──────── Input

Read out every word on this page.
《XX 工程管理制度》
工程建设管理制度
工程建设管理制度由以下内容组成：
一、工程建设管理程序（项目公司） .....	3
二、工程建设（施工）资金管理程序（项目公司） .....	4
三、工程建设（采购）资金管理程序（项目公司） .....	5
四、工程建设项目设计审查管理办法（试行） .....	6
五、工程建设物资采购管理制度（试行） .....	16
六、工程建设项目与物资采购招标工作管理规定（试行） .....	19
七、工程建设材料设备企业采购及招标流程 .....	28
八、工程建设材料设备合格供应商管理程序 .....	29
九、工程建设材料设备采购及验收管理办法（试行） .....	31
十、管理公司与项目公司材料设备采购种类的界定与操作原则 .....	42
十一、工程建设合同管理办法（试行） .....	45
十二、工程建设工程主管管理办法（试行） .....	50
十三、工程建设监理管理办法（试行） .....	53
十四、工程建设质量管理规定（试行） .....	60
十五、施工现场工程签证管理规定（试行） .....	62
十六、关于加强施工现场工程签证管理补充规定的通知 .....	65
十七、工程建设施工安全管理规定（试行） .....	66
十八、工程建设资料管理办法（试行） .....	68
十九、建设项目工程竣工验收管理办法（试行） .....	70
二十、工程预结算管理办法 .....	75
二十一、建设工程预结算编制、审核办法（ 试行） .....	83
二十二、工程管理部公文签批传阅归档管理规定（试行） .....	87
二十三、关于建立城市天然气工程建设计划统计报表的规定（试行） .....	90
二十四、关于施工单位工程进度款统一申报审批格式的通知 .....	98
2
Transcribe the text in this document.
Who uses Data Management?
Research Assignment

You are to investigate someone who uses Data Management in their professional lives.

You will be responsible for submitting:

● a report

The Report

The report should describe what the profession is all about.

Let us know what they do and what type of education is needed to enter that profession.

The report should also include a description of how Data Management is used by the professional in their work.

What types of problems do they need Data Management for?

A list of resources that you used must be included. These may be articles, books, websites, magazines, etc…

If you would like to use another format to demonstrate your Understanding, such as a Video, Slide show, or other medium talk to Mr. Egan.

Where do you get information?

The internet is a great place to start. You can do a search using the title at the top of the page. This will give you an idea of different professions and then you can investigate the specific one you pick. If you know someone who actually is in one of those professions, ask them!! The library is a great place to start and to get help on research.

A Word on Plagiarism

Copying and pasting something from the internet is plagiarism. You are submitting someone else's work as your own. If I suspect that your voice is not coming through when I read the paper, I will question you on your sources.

────────────────

#### Written instruction:
Go through the entries above and pull out each line with "they" in it.

#### Answer to the task:
Let us know what they do and what type of education is needed to enter that profession.
What types of problems do they need Data Management for?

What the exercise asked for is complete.